Task
Print the complete set of entries exactly.

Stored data

***

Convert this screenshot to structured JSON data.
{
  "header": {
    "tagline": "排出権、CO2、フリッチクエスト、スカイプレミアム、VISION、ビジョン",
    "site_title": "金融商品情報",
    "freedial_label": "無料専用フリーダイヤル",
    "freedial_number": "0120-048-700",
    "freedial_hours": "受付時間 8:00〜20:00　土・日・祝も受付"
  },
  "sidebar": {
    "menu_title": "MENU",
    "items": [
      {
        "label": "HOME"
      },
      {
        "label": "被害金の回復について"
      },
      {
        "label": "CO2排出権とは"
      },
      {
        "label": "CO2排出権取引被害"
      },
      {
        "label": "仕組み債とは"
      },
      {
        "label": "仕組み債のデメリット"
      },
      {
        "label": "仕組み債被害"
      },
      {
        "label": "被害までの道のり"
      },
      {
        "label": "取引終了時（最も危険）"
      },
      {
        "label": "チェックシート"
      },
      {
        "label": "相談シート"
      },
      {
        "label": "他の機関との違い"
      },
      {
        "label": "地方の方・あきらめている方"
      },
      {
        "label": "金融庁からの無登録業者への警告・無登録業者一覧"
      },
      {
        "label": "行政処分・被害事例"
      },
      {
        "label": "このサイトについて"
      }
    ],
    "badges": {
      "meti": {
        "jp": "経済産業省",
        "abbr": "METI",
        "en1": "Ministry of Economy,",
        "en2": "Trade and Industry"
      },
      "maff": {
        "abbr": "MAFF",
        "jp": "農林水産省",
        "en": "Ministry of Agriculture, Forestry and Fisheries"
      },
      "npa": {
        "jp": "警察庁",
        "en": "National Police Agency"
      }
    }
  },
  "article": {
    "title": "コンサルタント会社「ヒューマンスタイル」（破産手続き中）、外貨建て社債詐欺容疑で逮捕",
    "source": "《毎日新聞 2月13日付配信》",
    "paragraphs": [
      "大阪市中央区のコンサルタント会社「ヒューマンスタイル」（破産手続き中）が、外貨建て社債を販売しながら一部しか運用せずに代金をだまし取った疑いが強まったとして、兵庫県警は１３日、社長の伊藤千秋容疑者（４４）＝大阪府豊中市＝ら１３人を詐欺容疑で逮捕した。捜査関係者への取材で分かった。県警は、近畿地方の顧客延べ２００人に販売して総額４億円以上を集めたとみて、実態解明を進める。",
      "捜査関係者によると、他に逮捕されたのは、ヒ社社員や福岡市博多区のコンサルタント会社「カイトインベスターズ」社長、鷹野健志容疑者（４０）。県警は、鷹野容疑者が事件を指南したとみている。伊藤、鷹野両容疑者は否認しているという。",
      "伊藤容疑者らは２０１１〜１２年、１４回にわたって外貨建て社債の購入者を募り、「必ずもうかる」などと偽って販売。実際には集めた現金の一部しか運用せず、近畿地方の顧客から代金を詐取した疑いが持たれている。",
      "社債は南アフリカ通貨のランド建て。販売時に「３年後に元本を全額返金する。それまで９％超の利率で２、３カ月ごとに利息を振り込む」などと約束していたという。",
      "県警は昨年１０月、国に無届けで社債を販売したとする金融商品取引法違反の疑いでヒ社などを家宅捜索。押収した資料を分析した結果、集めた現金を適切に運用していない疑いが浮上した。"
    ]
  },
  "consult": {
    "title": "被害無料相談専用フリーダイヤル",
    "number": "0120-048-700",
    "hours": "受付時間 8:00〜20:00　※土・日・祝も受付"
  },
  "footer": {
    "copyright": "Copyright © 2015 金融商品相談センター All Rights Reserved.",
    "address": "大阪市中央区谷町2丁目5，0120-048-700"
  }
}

***

Solution for this problem
Convert this screenshot to structured JSON data.
{
  "header": {
    "tagline": "排出権、CO2、フリッチクエスト、スカイプレミアム、VISION、ビジョン",
    "site_title": "金融商品情報",
    "freedial_label": "無料専用フリーダイヤル",
    "freedial_number": "0120-048-700",
    "freedial_hours": "受付時間 8:00〜20:00　土・日・祝も受付"
  },
  "sidebar": {
    "menu_title": "MENU",
    "items": [
      {
        "label": "HOME"
      },
      {
        "label": "被害金の回復について"
      },
      {
        "label": "CO2排出権とは"
      },
      {
        "label": "CO2排出権取引被害"
      },
      {
        "label": "仕組み債とは"
      },
      {
        "label": "仕組み債のデメリット"
      },
      {
        "label": "仕組み債被害"
      },
      {
        "label": "被害までの道のり"
      },
      {
        "label": "取引終了時（最も危険）"
      },
      {
        "label": "チェックシート"
      },
      {
        "label": "相談シート"
      },
      {
        "label": "他の機関との違い"
      },
      {
        "label": "地方の方・あきらめている方"
      },
      {
        "label": "金融庁からの無登録業者への警告・無登録業者一覧"
      },
      {
        "label": "行政処分・被害事例"
      },
      {
        "label": "このサイトについて"
      }
    ],
    "badges": {
      "meti": {
        "jp": "経済産業省",
        "abbr": "METI",
        "en1": "Ministry of Economy,",
        "en2": "Trade and Industry"
      },
      "maff": {
        "abbr": "MAFF",
        "jp": "農林水産省",
        "en": "Ministry of Agriculture, Forestry and Fisheries"
      },
      "npa": {
        "jp": "警察庁",
        "en": "National Police Agency"
      }
    }
  },
  "article": {
    "title": "コンサルタント会社「ヒューマンスタイル」（破産手続き中）、外貨建て社債詐欺容疑で逮捕",
    "source": "《毎日新聞 2月13日付配信》",
    "paragraphs": [
      "大阪市中央区のコンサルタント会社「ヒューマンスタイル」（破産手続き中）が、外貨建て社債を販売しながら一部しか運用せずに代金をだまし取った疑いが強まったとして、兵庫県警は１３日、社長の伊藤千秋容疑者（４４）＝大阪府豊中市＝ら１３人を詐欺容疑で逮捕した。捜査関係者への取材で分かった。県警は、近畿地方の顧客延べ２００人に販売して総額４億円以上を集めたとみて、実態解明を進める。",
      "捜査関係者によると、他に逮捕されたのは、ヒ社社員や福岡市博多区のコンサルタント会社「カイトインベスターズ」社長、鷹野健志容疑者（４０）。県警は、鷹野容疑者が事件を指南したとみている。伊藤、鷹野両容疑者は否認しているという。",
      "伊藤容疑者らは２０１１〜１２年、１４回にわたって外貨建て社債の購入者を募り、「必ずもうかる」などと偽って販売。実際には集めた現金の一部しか運用せず、近畿地方の顧客から代金を詐取した疑いが持たれている。",
      "社債は南アフリカ通貨のランド建て。販売時に「３年後に元本を全額返金する。それまで９％超の利率で２、３カ月ごとに利息を振り込む」などと約束していたという。",
      "県警は昨年１０月、国に無届けで社債を販売したとする金融商品取引法違反の疑いでヒ社などを家宅捜索。押収した資料を分析した結果、集めた現金を適切に運用していない疑いが浮上した。"
    ]
  },
  "consult": {
    "title": "被害無料相談専用フリーダイヤル",
    "number": "0120-048-700",
    "hours": "受付時間 8:00〜20:00　※土・日・祝も受付"
  },
  "footer": {
    "copyright": "Copyright © 2015 金融商品相談センター All Rights Reserved.",
    "address": "大阪市中央区谷町2丁目5，0120-048-700"
  }
}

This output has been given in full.